Copy out each line below that has the word "Editor" in it.

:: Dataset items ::

>> start

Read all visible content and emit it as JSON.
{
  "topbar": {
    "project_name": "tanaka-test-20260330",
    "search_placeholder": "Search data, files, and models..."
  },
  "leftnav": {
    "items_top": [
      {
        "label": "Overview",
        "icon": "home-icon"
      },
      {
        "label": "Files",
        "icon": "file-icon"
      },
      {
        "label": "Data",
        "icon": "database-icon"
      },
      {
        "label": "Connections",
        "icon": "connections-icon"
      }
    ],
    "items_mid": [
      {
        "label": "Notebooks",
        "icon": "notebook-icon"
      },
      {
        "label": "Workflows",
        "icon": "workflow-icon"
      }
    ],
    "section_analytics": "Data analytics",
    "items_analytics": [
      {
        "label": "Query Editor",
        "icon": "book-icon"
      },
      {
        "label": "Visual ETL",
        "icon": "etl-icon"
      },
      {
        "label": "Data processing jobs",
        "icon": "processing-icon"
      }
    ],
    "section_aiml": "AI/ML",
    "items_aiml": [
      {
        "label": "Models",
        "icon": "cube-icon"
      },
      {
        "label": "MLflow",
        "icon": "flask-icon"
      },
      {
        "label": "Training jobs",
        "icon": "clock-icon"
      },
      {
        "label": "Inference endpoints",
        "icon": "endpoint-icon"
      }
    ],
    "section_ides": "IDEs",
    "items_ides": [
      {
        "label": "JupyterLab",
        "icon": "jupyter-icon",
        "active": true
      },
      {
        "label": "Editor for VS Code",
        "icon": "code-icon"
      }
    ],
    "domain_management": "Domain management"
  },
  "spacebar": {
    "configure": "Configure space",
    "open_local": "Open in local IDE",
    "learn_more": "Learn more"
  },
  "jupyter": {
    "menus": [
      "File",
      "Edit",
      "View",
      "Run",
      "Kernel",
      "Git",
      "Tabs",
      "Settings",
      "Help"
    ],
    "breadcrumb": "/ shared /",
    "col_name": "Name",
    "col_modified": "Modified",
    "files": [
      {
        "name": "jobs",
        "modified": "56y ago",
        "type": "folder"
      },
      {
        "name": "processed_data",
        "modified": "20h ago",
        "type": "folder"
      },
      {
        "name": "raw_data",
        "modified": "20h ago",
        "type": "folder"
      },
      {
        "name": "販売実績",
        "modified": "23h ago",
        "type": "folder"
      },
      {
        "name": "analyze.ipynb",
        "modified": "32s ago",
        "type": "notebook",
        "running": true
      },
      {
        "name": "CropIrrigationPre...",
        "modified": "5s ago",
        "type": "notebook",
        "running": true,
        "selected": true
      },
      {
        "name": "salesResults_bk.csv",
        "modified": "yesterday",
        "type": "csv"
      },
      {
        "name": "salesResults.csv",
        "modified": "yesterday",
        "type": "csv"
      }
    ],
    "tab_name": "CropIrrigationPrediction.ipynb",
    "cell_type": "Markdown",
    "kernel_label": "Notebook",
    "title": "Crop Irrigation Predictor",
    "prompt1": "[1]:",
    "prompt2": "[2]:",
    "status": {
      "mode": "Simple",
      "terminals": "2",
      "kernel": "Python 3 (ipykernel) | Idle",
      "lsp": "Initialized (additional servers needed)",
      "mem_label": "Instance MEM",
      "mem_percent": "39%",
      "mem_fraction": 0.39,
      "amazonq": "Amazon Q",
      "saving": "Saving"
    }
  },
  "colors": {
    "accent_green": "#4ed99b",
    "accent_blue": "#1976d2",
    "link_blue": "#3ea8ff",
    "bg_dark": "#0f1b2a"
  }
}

>> end

:: ANSWER TO THE PROBLEM ::
        "label": "Query Editor",
        "label": "Editor for VS Code",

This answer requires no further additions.